┌────────

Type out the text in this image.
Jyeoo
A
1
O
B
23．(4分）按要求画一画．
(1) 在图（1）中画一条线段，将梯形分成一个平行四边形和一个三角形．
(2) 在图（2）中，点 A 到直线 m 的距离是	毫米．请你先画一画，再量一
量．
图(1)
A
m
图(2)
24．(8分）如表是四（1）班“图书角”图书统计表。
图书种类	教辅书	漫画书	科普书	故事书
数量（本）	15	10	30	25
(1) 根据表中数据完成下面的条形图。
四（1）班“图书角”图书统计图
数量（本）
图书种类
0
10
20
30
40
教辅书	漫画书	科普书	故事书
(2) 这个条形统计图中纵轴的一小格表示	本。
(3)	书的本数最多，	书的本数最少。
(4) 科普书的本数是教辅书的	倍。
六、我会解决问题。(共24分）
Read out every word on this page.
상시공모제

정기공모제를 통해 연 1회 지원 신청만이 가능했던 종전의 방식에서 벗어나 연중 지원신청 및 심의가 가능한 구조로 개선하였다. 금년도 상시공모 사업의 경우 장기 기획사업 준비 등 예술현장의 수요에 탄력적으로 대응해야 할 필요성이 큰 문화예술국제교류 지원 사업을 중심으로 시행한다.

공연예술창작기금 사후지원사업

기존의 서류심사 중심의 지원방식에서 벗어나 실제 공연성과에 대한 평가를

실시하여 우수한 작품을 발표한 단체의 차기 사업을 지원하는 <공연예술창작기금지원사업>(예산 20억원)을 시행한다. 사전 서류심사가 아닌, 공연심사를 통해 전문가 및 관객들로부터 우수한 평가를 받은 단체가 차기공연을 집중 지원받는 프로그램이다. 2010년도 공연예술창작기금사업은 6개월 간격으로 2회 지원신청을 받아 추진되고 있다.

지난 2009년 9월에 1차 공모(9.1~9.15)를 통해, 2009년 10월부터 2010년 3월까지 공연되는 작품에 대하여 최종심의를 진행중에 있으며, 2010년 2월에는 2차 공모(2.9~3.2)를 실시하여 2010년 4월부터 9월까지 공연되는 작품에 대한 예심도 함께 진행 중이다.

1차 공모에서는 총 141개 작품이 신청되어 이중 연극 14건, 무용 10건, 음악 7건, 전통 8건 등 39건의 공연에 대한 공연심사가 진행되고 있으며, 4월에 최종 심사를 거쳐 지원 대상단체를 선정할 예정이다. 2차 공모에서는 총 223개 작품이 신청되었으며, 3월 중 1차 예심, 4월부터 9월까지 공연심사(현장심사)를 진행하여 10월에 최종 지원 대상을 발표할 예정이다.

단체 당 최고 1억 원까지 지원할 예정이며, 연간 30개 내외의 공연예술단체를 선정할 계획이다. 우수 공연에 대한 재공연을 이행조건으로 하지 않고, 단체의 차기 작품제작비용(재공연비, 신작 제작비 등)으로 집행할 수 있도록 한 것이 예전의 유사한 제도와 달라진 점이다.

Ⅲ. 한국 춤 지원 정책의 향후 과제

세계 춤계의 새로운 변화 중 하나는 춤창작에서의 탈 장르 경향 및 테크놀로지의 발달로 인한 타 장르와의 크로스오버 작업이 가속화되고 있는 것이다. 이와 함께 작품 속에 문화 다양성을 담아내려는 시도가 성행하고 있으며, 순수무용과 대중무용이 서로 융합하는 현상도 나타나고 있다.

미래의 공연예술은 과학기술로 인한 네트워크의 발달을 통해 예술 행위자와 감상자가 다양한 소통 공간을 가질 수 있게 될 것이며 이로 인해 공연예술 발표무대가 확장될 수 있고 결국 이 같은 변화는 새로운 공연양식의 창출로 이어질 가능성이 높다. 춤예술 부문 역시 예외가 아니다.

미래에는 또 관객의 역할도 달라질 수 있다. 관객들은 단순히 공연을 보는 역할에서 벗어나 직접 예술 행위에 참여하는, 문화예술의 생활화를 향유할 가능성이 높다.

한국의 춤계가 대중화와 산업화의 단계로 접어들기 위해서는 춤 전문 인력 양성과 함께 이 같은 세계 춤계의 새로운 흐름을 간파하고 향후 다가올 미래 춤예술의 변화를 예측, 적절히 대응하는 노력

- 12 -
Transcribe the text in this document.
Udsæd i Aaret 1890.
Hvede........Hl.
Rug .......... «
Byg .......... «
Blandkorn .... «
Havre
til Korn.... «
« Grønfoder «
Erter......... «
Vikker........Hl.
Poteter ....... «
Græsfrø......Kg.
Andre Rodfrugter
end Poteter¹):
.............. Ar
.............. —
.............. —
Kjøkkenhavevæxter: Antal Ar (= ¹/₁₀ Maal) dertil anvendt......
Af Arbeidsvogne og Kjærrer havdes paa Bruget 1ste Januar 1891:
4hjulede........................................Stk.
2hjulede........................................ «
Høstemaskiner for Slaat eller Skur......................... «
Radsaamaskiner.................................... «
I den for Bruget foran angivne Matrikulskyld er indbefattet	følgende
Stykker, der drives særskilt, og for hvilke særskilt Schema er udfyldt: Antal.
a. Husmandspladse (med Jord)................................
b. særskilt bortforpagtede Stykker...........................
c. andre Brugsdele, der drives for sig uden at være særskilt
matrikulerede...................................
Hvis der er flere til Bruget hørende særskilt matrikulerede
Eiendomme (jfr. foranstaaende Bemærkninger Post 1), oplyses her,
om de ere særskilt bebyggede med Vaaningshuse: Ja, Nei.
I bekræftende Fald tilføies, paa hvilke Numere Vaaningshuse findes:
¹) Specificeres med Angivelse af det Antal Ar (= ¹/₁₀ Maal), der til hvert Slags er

└────────

Gather all lines with the string "drives" from the data.

Stykker, der drives særskilt, og for hvilke særskilt Schema er udfyldt: Antal.
c. andre Brugsdele, der drives for sig uden at være særskilt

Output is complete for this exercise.